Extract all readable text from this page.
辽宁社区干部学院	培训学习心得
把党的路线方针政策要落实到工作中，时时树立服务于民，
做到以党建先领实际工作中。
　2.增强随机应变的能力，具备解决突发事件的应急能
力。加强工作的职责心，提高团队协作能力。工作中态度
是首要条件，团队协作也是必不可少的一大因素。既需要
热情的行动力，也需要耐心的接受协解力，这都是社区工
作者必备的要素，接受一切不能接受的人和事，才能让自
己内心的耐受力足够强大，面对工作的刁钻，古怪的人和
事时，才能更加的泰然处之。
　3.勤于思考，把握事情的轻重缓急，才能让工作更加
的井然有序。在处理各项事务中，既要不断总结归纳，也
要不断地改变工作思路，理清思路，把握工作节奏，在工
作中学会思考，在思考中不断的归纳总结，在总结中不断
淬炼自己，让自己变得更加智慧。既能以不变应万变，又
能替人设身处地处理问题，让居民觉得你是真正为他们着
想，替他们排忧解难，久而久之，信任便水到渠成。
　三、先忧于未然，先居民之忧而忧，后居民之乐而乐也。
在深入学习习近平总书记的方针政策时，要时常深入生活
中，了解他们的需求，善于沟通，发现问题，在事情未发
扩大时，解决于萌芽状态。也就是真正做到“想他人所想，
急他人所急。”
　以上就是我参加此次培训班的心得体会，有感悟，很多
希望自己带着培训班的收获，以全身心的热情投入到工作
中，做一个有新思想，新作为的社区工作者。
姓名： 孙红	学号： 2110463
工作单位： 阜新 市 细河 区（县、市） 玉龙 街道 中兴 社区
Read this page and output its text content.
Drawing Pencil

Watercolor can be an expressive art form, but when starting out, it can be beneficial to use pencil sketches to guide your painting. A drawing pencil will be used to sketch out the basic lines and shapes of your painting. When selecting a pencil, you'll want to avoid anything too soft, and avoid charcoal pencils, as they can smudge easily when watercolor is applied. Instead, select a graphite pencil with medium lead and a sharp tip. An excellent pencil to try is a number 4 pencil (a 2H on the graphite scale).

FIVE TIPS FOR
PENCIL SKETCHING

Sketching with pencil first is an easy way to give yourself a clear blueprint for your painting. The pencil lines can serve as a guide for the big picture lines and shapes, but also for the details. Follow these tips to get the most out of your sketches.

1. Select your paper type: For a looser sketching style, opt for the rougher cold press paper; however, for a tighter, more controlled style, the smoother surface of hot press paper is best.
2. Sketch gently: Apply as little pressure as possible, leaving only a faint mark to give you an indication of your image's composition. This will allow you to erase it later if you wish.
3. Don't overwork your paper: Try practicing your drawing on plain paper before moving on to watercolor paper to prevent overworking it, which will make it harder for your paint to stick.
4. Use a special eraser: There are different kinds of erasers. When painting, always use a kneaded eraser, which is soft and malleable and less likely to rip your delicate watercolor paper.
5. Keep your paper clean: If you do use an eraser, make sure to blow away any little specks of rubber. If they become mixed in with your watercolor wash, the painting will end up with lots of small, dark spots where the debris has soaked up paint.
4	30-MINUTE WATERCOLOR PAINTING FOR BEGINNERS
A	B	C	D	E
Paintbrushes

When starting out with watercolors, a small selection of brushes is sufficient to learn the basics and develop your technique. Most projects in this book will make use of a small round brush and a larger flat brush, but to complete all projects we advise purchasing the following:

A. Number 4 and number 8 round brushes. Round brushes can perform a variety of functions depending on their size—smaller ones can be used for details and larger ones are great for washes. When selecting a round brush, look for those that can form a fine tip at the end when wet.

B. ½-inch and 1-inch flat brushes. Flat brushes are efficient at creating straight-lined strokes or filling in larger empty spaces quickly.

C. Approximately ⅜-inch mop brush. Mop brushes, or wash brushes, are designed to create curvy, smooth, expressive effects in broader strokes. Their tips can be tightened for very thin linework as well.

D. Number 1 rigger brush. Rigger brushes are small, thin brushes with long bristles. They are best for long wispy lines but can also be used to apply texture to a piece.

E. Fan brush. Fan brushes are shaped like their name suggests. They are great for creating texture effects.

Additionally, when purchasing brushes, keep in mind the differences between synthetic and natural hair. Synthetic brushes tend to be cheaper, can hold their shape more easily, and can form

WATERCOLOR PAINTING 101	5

▬▬▬▬▬▬

Task requirements: Whenever "guide" turns up in a line, pick that line out.

Full output:
Watercolor can be an expressive art form, but when starting out, it can be beneficial to use pencil sketches to guide your painting. A drawing pencil will be used to sketch out the basic lines and shapes of your painting. When selecting a pencil, you'll want to avoid anything too soft, and avoid charcoal pencils, as they can smudge easily when watercolor is applied. Instead, select a graphite pencil with medium lead and a sharp tip. An excellent pencil to try is a number 4 pencil (a 2H on the graphite scale).
Sketching with pencil first is an easy way to give yourself a clear blueprint for your painting. The pencil lines can serve as a guide for the big picture lines and shapes, but also for the details. Follow these tips to get the most out of your sketches.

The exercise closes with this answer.